Required task >> Reproduce the stretch of the eigenvalue perturbation text from "1. For normal" through "is pseudospectrum present.", changing "unstable" to "sensitive".

··· Text provided

I was asked recently (in relation to my recent work with Van Vu on the spectral theory of random matrices) to explain some standard heuristics regarding how the eigenvalues \lambda_1,\ldots,\lambda_n of an n \times n matrix A behave under small perturbations.  These heuristics can be summarised as follows:

  1. For normal matrices (and in particular, unitary or self-adjoint matrices), eigenvalues are very stable under small perturbations.  For more general matrices, eigenvalues can become unstable if there is pseudospectrum present.
  2. For self-adjoint (Hermitian) matrices, eigenvalues that are too close together tend to repel quickly from each other under such perturbations.  For more general matrices, eigenvalues can either be repelled or be attracted to each other, depending on the type of perturbation.

In this post I would like to briefly explain why these heuristics are plausible.

— Pseudospectrum —

As any student of linear algebra knows, the spectrum \sigma(A) of a n \times n matrix A consists of all the complex numbers \lambda such that A-\lambda I fails to be invertible, thus there exists a non-zero vector v such that (A-\lambda I)v is zero.   This is a finite set, consisting of at most n points.  But there is also an important set containing the spectrum (and which, at times, can be much larger than that spectrum), which is the pseudospectrum of the matrix A.  Unlike the spectrum, which is canonically defined, there is more than one definition of the pseudospectrum; also, this concept depends on an additional parameter, a small number \varepsilon > 0.  We will define the pseudospectrum (or more precisely, the \varepsilon-pseudospectrum) \sigma_\varepsilon(A) to be the set of all the complex numbers \lambda such that A-\lambda I has least singular value at most \varepsilon, or equivalently that there exists a unit vector v such that | (A-\lambda I) v | \leq \varepsilon.  (Another equivalent definition is that the \varepsilon-pseudospectrum consists of the spectrum, together with those complex numbers \lambda for which the resolvent (A-\lambda)^{-1} has operator norm at least 1/\varepsilon.)

The significance of the pseudospectrum \sigma_\varepsilon(A) is that it describes where the spectrum \sigma(A) can go to under small perturbations.  Indeed, if \lambda lies in the pseudospectrum \sigma_\varepsilon(A), so that there exists a unit vector v whose image w := (A-\lambda I) v has magnitude at most \varepsilon, then we see that

(A - w v^* - \lambda I) v = (A-\lambda I) v - w v^* v = w - w = 0

and so \lambda lies in the spectrum \sigma(A-wv^*) of the perturbation A-wv^* of A.  Note that the operator norm of wv^* is at most \varepsilon.

······
··· Data excerpts

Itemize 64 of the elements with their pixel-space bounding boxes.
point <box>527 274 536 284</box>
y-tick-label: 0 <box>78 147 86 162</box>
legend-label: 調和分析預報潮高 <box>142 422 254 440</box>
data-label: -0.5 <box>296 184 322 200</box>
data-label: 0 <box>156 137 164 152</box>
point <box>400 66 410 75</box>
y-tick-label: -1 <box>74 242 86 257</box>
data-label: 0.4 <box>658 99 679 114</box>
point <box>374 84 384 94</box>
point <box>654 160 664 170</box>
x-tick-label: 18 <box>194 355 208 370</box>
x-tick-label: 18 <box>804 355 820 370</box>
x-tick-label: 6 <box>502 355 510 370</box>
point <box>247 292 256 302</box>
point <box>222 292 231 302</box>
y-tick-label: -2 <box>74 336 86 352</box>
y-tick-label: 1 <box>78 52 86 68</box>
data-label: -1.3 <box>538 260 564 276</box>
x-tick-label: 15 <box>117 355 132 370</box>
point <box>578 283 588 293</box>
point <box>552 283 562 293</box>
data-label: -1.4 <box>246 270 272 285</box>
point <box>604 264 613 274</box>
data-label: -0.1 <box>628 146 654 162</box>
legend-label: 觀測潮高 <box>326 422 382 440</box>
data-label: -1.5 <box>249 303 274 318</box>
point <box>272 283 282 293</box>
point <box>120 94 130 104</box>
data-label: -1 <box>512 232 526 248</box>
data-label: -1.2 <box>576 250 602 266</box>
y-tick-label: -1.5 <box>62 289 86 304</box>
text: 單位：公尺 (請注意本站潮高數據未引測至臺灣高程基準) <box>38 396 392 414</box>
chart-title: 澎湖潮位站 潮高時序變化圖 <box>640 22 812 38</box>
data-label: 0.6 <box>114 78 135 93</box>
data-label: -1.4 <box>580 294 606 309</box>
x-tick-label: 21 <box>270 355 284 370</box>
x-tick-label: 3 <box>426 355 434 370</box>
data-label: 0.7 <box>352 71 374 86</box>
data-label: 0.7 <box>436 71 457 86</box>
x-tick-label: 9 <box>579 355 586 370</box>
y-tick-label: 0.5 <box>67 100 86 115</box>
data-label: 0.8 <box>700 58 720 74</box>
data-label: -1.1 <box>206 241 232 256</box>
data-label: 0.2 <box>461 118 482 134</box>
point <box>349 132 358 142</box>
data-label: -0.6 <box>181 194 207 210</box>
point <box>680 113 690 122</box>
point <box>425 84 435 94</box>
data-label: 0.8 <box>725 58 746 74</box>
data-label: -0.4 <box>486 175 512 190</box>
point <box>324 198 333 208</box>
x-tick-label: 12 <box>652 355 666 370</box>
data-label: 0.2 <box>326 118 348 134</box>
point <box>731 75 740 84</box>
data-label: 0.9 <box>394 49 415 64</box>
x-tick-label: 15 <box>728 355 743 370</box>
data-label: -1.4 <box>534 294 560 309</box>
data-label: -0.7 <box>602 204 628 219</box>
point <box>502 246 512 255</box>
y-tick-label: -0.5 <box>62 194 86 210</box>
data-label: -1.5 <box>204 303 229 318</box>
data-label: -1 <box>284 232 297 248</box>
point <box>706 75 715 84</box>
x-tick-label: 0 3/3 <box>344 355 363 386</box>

······

Response below >>
1. For normal matrices (and in particular, unitary or self-adjoint matrices), eigenvalues are very stable under small perturbations.  For more general matrices, eigenvalues can become sensitive if there is pseudospectrum present.